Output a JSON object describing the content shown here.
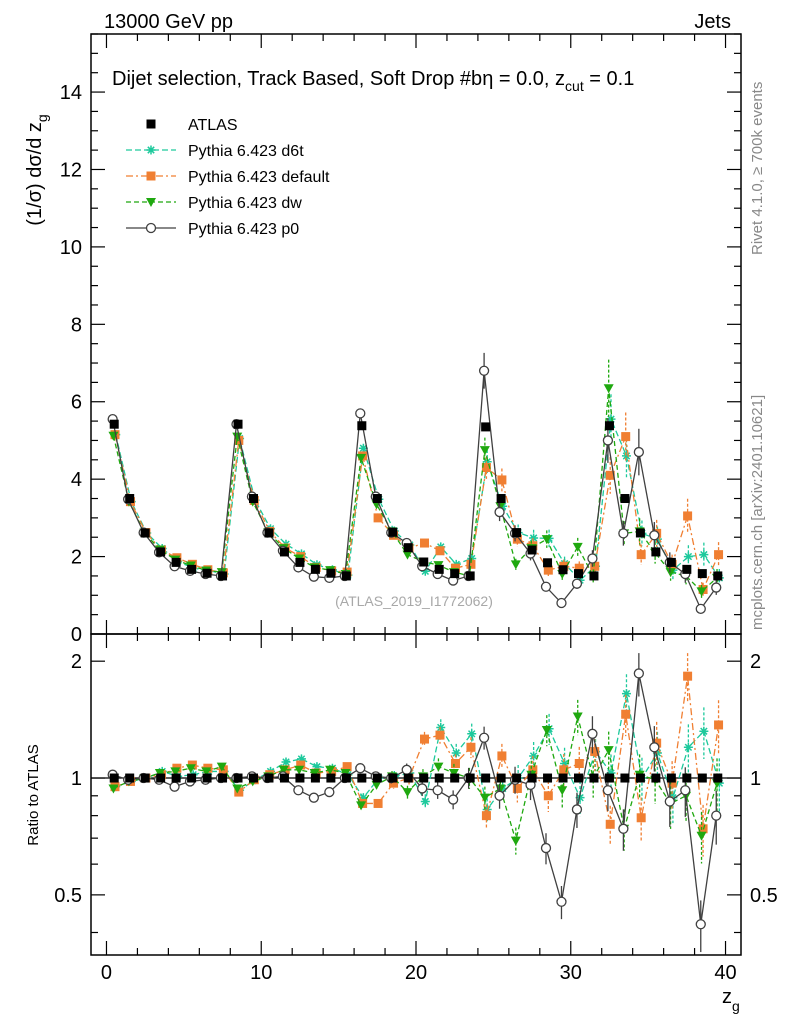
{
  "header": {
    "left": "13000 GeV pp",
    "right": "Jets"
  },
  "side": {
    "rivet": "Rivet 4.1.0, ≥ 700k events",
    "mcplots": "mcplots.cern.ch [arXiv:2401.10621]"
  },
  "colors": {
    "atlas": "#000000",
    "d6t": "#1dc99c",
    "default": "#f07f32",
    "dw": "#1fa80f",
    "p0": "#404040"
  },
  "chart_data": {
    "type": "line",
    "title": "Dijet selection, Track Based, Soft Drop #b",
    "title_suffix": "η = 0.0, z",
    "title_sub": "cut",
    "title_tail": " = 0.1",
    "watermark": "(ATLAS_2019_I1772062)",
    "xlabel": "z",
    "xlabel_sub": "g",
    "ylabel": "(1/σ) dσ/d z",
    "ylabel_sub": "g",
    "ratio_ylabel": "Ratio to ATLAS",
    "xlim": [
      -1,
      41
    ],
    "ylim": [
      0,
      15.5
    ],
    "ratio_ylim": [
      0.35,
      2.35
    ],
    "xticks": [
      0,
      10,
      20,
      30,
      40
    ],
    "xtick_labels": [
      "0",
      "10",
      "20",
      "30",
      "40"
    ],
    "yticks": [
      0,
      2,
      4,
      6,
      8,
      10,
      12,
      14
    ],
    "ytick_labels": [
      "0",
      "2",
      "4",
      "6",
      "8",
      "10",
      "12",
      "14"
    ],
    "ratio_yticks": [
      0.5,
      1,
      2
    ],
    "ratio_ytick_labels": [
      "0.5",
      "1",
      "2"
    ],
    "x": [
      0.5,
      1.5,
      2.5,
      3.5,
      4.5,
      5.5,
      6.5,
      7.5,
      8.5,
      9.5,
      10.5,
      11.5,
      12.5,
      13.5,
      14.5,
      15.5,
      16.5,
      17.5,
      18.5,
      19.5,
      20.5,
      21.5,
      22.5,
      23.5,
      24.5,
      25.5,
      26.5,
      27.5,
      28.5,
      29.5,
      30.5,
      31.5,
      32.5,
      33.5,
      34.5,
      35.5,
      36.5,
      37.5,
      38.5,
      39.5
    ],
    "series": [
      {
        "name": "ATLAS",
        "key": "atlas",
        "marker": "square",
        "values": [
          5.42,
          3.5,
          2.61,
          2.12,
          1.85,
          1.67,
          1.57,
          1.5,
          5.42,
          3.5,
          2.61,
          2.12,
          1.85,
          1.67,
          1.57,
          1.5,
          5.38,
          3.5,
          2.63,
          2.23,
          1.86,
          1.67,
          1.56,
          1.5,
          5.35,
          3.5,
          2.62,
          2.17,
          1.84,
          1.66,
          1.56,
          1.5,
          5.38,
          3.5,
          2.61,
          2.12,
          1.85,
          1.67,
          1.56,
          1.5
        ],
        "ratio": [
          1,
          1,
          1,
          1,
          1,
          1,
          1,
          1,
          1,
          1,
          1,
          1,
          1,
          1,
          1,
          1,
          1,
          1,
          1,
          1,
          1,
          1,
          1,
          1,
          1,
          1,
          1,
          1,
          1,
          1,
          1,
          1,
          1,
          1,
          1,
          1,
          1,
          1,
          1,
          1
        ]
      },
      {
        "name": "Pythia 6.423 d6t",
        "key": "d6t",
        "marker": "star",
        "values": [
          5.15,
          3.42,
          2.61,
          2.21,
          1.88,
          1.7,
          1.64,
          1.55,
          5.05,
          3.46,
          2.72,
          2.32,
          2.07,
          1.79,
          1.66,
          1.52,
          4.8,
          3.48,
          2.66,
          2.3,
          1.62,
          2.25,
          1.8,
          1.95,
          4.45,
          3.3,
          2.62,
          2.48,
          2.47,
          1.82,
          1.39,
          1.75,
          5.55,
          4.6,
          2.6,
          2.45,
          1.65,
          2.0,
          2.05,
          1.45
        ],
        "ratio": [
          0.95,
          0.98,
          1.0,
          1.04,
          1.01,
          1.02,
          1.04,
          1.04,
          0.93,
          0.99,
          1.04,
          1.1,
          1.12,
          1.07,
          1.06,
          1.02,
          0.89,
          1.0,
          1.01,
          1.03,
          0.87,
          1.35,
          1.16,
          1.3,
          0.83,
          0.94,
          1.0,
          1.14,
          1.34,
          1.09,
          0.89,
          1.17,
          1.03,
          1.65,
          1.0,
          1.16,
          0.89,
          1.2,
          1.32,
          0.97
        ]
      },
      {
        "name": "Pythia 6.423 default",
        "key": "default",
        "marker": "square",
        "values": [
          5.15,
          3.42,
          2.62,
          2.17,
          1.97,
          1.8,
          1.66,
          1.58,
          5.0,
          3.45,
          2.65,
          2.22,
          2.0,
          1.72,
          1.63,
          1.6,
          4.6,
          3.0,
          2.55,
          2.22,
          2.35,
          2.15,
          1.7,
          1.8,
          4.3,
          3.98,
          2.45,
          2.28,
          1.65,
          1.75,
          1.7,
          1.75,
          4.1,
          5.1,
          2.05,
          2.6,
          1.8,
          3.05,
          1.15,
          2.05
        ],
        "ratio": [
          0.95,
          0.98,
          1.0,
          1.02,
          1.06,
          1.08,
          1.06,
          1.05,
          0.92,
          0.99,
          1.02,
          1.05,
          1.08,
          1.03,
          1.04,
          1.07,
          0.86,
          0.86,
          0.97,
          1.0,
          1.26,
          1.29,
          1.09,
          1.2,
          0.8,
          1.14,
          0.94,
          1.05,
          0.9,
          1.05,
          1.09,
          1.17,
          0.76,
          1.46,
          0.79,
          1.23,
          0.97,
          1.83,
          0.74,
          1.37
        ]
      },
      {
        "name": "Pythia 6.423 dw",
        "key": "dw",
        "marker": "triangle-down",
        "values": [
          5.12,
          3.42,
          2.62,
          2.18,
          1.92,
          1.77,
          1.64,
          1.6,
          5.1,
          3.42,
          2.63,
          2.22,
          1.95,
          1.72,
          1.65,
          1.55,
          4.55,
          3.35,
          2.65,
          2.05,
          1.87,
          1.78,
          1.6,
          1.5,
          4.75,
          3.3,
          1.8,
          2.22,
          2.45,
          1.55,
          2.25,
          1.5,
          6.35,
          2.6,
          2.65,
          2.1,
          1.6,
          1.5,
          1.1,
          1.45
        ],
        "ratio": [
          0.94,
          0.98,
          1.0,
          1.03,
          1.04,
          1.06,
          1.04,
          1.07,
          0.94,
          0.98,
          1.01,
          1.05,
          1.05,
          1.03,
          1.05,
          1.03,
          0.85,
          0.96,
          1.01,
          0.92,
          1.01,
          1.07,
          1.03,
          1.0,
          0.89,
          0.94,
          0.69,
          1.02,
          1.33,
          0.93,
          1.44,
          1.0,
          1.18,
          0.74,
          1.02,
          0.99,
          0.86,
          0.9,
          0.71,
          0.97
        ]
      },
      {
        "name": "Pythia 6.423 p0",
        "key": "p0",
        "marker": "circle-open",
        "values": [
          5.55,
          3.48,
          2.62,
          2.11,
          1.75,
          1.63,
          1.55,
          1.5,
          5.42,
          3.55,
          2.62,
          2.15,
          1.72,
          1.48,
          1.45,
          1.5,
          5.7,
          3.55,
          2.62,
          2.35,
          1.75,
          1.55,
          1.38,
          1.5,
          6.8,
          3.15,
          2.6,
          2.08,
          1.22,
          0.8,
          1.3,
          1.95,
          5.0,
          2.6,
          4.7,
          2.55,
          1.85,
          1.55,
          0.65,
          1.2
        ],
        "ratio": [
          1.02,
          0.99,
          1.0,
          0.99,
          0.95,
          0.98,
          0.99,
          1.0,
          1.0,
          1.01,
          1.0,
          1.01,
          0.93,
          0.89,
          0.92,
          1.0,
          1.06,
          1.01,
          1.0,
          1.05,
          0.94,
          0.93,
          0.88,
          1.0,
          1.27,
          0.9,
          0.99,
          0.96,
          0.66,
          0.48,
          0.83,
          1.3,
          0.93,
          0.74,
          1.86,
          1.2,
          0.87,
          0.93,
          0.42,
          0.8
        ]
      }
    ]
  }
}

┄┄┄┄┄┄┄┄┄┄┄┄┄┄┄┄┄┄┄┄

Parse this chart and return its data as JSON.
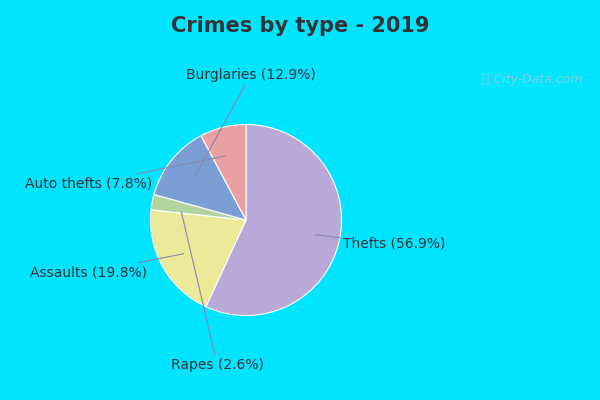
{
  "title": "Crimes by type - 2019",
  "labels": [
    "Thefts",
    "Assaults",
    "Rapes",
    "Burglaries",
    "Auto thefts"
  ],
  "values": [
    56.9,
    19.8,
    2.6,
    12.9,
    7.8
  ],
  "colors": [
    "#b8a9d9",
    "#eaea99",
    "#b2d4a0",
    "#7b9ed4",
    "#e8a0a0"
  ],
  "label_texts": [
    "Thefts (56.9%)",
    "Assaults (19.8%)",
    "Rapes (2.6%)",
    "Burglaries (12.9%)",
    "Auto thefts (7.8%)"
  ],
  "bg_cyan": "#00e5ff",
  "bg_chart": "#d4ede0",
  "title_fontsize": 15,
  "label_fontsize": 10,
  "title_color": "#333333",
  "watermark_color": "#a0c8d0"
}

┄┄┄┄┄┄┄┄┄┄┄┄┄┄┄┄┄┄┄┄

→ SET TASK
Collect every line from the records above that contains the word "JSON".

→ WRITTEN RESPONSE
Output a JSON object describing the content shown here.
Parse this chart and return its data as JSON.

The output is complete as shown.